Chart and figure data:
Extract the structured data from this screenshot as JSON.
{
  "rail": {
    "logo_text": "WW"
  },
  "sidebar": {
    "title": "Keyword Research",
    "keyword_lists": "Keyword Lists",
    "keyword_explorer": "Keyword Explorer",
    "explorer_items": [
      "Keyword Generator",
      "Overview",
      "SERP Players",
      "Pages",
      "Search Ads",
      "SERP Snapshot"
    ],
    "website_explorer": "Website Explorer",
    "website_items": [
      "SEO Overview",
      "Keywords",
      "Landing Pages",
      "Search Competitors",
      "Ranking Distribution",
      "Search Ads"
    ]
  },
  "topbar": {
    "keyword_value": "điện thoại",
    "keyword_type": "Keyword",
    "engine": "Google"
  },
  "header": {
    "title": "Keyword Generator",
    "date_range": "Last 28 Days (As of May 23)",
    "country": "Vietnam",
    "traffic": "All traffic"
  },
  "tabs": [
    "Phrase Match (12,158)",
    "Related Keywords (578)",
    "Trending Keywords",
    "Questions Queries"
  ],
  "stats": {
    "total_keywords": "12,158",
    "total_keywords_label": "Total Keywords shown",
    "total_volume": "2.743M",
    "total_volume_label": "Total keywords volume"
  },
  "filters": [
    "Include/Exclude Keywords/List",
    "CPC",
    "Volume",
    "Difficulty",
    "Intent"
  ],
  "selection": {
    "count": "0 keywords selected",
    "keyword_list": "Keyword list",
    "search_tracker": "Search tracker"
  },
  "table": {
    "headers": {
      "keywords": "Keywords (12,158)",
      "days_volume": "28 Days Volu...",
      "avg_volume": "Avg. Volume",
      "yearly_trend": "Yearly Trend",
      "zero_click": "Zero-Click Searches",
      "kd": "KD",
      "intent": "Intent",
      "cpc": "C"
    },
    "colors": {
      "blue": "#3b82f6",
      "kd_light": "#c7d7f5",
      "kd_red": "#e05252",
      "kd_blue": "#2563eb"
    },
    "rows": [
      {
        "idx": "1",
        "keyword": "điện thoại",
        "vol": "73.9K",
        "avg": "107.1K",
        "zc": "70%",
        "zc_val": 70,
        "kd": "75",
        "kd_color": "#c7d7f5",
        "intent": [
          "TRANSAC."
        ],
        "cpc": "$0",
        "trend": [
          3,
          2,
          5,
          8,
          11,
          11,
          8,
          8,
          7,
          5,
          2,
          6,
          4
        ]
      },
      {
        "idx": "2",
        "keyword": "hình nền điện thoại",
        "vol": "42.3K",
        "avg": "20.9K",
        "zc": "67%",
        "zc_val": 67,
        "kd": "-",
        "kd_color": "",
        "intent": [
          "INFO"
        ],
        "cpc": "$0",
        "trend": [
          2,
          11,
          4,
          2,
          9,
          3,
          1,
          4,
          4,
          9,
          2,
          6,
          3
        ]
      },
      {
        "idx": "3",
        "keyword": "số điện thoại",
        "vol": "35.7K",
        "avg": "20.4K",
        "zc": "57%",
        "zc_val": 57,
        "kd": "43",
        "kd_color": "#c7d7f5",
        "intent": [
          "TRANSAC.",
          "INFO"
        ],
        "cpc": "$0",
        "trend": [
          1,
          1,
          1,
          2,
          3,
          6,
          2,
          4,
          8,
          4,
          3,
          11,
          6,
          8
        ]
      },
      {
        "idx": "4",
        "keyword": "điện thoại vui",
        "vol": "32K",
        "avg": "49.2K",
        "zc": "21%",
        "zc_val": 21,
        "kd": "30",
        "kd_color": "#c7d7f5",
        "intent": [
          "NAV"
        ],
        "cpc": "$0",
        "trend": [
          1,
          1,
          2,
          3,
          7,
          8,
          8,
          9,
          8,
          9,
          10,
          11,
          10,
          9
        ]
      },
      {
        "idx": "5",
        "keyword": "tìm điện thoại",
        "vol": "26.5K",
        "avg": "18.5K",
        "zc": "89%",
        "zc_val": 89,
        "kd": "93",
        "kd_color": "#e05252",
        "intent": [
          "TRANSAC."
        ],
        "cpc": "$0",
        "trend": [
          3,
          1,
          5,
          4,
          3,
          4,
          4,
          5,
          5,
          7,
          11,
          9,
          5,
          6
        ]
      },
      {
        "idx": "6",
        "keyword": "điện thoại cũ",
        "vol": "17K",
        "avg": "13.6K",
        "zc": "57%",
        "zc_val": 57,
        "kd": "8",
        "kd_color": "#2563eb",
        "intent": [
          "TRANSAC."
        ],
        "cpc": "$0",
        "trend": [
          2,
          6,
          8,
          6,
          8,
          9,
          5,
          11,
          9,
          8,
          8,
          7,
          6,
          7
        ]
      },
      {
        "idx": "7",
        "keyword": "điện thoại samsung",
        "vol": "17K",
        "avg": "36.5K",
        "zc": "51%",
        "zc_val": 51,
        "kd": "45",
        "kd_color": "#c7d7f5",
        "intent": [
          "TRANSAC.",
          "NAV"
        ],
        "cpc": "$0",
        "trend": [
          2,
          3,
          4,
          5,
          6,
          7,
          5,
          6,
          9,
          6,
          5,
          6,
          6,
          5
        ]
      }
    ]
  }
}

...

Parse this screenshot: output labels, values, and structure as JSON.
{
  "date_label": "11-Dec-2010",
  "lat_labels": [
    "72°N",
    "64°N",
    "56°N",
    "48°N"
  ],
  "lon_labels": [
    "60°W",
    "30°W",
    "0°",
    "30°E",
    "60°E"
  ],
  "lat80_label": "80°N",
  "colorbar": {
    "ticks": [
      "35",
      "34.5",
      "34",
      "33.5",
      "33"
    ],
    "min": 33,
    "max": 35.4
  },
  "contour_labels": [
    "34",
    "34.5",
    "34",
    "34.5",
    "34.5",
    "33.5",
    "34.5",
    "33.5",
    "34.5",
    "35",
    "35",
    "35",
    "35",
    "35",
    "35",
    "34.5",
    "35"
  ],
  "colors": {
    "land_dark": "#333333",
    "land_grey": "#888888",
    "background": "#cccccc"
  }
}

## The task
Track down every line of the material containing the string "title", and copy it.

## Response to this task
    "title": "Keyword Research",
    "title": "Keyword Generator",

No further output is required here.